(WHAT THIS TASK INVOLVES) Pull every line holding the string "name" from the records below.

(INFORMATION PROVIDED)
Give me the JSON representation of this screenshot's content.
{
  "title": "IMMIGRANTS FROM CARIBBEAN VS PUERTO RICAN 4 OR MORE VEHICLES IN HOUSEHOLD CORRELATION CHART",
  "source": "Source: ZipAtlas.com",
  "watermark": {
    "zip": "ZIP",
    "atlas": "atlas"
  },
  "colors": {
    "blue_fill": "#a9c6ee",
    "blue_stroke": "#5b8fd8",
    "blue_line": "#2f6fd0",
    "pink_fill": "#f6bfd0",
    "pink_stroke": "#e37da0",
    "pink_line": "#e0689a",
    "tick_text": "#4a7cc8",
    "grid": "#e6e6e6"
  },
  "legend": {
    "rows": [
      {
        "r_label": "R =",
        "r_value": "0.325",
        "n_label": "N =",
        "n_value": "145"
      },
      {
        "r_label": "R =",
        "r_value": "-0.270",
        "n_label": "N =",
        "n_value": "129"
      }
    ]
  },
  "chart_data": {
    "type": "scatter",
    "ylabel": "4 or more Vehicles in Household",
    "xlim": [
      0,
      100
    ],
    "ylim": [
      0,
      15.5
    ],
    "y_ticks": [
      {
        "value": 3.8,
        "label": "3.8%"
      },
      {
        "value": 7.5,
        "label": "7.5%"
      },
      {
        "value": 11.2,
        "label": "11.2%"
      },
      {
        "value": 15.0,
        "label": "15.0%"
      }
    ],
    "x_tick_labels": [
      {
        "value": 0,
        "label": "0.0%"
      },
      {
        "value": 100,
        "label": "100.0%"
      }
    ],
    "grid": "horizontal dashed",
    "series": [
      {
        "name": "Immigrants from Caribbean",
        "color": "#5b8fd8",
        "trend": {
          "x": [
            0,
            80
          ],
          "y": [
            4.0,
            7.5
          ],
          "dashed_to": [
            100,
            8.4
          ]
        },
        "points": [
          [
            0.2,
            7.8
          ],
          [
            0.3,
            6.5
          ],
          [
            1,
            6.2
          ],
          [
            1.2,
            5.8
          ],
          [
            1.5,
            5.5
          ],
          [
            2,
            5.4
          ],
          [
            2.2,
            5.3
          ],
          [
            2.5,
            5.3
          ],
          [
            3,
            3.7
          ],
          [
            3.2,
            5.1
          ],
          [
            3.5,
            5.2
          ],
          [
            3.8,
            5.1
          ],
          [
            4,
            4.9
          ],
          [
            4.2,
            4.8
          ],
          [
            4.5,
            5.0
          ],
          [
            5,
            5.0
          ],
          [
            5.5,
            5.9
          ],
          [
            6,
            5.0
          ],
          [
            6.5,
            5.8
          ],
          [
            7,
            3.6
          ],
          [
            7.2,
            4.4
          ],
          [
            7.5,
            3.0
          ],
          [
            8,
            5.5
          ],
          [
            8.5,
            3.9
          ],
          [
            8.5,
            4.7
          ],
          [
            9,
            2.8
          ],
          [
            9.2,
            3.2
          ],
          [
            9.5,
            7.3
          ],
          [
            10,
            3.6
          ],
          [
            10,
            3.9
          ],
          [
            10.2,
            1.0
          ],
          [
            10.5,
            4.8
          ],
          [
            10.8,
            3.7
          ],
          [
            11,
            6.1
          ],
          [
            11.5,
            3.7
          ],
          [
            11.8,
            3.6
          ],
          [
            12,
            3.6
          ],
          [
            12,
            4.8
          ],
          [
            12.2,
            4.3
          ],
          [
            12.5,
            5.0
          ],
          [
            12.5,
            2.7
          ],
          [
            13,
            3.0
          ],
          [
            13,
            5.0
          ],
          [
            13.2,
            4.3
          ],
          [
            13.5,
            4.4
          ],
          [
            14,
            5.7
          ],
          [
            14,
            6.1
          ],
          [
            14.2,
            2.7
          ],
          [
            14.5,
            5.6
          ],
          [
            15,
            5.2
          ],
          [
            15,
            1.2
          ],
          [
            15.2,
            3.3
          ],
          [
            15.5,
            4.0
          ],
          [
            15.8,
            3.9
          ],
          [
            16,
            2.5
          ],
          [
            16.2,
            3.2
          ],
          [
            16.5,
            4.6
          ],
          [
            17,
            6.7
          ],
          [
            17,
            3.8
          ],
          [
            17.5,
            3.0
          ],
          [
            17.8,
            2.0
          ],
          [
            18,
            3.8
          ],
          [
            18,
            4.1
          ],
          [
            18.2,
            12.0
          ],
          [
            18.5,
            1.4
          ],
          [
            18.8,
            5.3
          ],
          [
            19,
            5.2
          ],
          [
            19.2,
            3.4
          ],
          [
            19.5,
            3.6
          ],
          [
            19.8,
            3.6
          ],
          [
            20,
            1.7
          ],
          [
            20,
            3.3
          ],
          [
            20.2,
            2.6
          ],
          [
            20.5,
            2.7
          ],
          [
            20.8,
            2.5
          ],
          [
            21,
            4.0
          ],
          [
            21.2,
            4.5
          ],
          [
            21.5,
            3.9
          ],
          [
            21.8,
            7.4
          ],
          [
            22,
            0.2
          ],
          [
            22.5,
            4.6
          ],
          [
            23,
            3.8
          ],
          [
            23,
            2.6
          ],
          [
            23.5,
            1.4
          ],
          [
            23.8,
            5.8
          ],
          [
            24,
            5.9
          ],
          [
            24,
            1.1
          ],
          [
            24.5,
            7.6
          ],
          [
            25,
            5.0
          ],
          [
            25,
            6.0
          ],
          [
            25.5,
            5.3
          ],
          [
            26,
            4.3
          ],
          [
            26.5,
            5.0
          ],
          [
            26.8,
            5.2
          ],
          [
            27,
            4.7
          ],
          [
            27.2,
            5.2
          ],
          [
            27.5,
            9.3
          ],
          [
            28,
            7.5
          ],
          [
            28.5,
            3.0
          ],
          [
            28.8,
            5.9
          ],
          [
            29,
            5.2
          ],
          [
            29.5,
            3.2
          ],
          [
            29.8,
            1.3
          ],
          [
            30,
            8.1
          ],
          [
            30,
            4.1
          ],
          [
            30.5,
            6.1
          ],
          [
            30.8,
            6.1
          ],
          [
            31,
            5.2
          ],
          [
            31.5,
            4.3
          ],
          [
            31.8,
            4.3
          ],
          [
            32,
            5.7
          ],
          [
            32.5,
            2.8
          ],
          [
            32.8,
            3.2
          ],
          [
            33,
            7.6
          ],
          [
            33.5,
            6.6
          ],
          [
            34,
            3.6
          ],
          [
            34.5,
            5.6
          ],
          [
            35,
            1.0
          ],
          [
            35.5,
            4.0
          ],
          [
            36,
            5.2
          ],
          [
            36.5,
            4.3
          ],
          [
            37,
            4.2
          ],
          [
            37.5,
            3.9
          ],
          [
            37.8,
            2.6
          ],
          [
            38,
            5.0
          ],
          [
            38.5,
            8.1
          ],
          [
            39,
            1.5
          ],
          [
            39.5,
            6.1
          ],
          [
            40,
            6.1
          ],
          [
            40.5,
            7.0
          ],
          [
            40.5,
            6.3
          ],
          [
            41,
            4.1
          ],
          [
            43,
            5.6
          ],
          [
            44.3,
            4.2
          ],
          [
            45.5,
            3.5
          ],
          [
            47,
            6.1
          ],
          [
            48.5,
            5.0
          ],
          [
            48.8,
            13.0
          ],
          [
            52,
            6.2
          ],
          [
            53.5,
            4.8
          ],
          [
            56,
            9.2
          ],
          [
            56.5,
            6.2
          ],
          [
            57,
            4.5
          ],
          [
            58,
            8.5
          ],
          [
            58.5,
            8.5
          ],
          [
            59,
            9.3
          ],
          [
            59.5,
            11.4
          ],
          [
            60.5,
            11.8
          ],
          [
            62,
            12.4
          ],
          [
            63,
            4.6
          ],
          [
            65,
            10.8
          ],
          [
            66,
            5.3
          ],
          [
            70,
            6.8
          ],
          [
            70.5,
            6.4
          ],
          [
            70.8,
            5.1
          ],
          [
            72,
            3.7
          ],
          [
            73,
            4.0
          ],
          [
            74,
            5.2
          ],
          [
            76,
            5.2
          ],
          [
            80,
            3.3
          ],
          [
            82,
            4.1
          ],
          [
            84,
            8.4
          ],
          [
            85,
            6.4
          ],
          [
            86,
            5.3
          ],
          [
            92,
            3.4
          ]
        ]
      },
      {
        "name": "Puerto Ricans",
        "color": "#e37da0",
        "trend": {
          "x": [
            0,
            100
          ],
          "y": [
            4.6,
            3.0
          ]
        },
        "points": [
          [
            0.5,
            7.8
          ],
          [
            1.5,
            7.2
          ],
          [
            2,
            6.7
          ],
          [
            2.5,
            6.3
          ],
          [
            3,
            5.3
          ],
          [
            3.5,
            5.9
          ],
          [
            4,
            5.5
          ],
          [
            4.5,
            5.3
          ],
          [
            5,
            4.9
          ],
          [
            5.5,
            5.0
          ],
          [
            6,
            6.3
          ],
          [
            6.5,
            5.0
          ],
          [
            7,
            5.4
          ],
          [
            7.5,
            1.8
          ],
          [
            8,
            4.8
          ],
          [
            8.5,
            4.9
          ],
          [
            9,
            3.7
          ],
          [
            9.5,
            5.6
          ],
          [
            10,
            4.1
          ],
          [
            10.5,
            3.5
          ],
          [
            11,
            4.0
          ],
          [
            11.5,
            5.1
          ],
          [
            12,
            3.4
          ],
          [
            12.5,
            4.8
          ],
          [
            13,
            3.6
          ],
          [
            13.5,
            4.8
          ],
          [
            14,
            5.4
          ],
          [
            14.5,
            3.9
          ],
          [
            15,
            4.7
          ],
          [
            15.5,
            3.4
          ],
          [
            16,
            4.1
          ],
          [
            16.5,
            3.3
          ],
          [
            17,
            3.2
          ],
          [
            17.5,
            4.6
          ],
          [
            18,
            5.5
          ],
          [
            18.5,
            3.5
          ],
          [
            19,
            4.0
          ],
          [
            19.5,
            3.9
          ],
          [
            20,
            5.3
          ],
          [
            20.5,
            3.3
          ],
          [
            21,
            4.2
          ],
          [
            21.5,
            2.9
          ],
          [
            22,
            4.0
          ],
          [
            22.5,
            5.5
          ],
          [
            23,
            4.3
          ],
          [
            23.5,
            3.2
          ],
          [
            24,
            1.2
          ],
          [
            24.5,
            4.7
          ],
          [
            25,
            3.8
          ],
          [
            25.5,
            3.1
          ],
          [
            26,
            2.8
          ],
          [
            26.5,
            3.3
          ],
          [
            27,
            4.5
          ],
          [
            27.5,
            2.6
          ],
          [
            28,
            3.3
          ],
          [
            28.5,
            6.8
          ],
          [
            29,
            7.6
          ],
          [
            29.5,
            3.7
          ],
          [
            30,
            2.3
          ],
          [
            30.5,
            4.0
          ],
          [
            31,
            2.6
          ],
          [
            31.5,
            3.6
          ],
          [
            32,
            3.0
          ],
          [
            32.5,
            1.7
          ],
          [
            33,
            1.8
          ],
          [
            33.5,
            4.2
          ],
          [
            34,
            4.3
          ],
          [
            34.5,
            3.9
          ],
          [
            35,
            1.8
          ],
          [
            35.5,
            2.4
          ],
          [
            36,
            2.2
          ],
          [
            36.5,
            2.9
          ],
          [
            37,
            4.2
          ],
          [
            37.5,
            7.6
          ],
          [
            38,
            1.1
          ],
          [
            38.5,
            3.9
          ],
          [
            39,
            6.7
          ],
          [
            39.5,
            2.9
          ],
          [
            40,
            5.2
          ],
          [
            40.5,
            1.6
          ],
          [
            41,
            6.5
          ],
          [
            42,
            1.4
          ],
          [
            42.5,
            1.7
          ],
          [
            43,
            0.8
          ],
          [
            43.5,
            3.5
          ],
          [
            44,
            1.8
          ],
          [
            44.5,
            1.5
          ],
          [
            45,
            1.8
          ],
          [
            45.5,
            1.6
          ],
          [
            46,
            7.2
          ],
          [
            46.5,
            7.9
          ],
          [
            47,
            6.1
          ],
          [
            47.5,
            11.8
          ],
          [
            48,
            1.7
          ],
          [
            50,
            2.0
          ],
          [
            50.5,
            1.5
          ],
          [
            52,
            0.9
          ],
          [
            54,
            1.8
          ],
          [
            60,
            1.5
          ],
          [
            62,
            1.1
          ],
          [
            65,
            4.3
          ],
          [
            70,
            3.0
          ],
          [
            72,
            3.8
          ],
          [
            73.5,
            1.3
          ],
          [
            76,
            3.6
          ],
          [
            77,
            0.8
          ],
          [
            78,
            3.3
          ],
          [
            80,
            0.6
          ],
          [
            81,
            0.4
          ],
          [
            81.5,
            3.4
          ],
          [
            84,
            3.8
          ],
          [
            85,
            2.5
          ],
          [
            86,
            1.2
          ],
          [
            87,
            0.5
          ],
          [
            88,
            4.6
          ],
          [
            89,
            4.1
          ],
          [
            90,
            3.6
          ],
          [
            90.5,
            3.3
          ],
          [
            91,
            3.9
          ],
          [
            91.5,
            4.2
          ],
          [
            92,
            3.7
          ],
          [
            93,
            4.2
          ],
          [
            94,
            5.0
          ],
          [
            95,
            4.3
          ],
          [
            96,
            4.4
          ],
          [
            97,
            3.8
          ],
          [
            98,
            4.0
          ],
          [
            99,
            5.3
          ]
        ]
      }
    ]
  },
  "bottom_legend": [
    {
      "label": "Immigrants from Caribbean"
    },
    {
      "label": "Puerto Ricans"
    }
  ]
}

(SOLVED EXERCISE)
        "name": "Immigrants from Caribbean",
        "name": "Puerto Ricans",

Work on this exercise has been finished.